● **What the exercise asks**: Go through the material below and report how many lines contain "this". Give only the number.

-- START OF Raw data --

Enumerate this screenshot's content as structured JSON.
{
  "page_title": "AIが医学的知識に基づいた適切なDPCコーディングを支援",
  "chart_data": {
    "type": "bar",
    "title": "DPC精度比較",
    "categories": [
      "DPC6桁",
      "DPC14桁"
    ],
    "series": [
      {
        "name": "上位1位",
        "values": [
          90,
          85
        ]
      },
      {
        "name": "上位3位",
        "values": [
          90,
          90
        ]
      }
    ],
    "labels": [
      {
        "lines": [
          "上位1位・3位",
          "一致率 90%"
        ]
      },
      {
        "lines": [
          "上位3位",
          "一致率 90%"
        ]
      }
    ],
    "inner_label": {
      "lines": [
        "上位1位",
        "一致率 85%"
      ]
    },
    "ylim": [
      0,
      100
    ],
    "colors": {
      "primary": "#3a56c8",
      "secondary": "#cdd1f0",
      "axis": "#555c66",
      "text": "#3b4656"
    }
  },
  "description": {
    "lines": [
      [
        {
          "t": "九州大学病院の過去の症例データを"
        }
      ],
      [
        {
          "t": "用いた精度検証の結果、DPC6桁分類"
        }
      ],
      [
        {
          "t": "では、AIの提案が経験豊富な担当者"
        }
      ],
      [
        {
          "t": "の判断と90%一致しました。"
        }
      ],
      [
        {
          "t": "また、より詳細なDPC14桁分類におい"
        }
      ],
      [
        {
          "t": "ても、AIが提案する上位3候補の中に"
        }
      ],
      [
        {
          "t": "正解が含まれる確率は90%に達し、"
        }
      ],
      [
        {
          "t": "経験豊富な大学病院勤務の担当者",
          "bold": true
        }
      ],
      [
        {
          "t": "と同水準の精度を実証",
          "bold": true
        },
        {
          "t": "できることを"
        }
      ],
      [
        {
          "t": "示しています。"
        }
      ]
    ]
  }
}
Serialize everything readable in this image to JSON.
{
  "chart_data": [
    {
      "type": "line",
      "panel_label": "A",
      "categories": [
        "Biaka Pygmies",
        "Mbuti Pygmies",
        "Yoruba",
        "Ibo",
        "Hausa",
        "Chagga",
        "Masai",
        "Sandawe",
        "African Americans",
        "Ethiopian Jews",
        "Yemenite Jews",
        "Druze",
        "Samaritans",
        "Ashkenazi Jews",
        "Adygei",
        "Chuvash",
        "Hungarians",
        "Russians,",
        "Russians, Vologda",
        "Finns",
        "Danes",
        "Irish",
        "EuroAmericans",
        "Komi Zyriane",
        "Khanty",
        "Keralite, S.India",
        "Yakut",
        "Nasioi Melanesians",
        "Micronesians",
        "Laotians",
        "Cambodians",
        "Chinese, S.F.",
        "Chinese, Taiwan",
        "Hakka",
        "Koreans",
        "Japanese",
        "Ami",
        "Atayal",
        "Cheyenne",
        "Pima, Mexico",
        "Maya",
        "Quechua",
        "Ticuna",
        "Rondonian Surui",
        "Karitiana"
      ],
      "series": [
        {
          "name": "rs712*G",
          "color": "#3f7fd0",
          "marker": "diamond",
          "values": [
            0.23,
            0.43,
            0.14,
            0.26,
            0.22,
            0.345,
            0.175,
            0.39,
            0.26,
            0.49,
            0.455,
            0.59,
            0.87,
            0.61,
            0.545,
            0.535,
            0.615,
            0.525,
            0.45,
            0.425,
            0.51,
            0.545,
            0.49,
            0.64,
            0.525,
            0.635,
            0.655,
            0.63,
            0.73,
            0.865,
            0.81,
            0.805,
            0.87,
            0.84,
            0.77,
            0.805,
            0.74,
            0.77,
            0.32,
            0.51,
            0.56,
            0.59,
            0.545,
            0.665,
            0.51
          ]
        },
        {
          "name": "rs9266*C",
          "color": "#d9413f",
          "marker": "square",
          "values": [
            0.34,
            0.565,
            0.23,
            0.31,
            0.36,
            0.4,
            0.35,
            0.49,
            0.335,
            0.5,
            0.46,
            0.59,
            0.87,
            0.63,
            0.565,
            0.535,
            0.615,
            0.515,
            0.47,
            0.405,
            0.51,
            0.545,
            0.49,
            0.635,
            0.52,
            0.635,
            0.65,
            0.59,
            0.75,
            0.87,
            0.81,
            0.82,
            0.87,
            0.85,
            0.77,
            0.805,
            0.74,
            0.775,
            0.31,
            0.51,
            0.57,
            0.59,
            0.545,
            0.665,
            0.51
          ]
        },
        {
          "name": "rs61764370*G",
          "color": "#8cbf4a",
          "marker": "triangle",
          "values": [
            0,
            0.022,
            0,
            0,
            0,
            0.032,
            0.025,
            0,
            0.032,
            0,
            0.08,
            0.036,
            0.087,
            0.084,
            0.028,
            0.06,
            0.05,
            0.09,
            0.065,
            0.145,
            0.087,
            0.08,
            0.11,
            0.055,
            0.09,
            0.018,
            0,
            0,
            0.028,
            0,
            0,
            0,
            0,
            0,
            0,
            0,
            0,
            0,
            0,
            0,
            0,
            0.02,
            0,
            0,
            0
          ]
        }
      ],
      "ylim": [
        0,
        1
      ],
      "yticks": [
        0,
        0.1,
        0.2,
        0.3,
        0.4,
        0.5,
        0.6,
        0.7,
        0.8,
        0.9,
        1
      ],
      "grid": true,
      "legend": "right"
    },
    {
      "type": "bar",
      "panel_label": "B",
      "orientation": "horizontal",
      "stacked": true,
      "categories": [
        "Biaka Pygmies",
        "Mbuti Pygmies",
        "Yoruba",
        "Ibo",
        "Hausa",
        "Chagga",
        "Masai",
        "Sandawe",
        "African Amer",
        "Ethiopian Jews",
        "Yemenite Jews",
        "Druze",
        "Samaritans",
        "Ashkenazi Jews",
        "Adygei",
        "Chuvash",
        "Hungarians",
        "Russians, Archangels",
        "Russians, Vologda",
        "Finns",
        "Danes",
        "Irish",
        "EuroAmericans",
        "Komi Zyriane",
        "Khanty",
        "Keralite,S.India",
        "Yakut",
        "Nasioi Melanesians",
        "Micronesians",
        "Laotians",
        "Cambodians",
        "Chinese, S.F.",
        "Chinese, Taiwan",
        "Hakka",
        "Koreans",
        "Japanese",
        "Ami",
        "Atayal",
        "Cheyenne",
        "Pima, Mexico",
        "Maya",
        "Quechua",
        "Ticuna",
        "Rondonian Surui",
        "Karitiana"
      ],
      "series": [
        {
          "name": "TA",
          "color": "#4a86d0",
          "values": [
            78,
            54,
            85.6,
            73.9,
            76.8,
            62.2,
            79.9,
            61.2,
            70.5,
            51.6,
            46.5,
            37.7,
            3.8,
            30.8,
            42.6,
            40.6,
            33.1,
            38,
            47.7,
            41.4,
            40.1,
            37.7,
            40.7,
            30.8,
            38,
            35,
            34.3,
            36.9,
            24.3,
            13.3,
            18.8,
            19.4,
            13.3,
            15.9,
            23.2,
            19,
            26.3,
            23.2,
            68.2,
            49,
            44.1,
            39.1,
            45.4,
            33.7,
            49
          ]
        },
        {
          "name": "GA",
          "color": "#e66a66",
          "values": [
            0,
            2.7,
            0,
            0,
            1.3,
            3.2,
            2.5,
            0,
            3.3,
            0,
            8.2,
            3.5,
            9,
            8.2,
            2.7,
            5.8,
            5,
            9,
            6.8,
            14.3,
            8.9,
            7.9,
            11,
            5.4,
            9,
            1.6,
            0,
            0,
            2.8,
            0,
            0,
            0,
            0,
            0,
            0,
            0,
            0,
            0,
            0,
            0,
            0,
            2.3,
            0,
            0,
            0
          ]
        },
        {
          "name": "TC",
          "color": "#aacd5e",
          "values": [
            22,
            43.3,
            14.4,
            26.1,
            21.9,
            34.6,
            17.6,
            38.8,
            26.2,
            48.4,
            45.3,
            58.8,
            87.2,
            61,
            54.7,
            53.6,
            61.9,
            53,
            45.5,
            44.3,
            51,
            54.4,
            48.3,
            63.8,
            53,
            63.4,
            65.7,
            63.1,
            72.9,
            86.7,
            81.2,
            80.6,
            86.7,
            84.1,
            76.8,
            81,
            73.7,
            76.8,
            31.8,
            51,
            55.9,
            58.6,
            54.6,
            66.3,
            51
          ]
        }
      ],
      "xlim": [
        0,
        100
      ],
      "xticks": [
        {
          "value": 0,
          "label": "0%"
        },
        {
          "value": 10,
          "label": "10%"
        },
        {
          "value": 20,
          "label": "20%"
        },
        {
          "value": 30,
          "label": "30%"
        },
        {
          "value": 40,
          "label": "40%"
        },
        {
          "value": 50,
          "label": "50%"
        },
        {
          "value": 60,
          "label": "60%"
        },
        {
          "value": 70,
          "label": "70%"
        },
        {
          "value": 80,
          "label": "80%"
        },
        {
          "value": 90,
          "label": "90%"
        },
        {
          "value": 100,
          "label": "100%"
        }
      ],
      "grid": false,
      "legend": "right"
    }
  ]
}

-- END OF Raw data --

● **Expected answer**: 2